--- Provided passage Enclosed Below ---

Nunes opposes the Affordable Care Act and has said it cannot be fixed. In 2017 he voted to repeal it.

Nunes was skeptical of government-ordered shutdowns due to the COVID-19 pandemic, describing California's decision to close schools to halt the spread of coronavirus as "way overkill." During early March 2020, near the beginning of the COVID-19 pandemic, Nunes emphasized keeping the economy and family life functioning by encouraging healthy families to go out to local restaurants. He later clarified that this comment was intended for drive-through restaurants. In mid-march 2020, Nunes predicted that the pandemic would be under control by Easter.

===Immigration and refugees===

Nunes supported President Trump's Executive Order 13769 imposing a temporary ban on entry into the United States by citizens of seven Muslim-majority countries, claiming it was "a common-sense security measure to prevent terror attacks on the homeland".

--- End of Enclosed Provided passage ---

__Task list__:
1: In the passage on Nunes, how did he describe California's decision to close schools during the pandemic?
2: Extend the passage on Nunes, picking up after its final sentence.
The data has no part in this work.

--- Source information Enclosed Below ---

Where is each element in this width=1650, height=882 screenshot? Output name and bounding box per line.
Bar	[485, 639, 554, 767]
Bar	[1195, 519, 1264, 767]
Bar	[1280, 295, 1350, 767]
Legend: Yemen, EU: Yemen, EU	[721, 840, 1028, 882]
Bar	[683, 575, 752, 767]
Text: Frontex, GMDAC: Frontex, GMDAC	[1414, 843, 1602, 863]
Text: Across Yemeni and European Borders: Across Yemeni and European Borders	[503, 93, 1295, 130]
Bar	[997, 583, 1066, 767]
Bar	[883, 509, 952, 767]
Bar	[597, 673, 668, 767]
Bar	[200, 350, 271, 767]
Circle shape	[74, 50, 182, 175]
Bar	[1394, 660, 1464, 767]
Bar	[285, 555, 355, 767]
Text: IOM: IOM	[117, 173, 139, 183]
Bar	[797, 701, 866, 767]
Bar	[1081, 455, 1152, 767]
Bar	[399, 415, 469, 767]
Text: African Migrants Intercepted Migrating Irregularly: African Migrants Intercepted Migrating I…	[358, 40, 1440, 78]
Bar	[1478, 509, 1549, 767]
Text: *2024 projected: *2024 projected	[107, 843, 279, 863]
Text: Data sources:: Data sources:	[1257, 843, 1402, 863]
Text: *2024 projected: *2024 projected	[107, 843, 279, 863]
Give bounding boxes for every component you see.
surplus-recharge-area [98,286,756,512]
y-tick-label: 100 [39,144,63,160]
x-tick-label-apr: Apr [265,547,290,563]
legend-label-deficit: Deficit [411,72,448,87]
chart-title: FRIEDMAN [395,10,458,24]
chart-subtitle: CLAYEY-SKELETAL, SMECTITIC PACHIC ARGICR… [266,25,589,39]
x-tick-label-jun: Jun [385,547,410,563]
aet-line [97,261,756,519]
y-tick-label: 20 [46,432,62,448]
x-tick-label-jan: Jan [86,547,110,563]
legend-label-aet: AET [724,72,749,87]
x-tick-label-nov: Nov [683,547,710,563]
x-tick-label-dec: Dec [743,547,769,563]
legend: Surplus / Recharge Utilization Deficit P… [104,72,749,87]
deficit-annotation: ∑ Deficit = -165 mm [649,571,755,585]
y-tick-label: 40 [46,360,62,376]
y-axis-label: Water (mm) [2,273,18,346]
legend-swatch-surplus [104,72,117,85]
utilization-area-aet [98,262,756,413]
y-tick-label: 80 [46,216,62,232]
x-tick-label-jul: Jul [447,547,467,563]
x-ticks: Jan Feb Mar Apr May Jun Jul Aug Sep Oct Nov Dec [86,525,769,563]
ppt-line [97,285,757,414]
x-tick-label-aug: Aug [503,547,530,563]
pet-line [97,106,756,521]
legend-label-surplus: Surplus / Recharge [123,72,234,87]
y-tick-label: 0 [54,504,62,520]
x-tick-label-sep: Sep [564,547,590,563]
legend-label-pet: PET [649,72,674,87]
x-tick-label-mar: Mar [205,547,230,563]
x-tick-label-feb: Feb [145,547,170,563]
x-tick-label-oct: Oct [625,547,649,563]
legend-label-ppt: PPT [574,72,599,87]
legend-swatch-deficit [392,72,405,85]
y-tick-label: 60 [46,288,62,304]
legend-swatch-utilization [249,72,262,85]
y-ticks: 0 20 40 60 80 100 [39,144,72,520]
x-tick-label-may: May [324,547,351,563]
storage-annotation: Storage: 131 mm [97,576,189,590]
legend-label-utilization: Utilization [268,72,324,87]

--- End of Enclosed Source information ---

__Answers__:
1: He called it "way overkill."

2:
===Intelligence Committee===

Nunes opposed the Joint Comprehensive Plan of Action, an international agreement that the U.S. and other major world powers negotiated with Iran, under which Iran was granted partial sanctions relief in exchange for limits on and monitoring of its nuclear activities.

Nunes urged the Obama Administration to declassify the Abbottabad documents, which were al-Qaeda records captured by U.S. forces during the attack on Osama bin Laden's compound in Pakistan. The Trump Administration eventually released nearly half a million files from the collection. New York Times terrorism reporter Rukmini Callimachi said the documents contradicted claims by Obama Administration officials that during their administration, al Qaeda had been largely decimated and that bin Laden was isolated.

Paul Ryan vacated the chairmanship of the Ways and Means Committee when he replaced John Boehner as Speaker of the House of Representatives. Ryan asked Nunes to stay on the Intelligence Committee, and Nunes complied.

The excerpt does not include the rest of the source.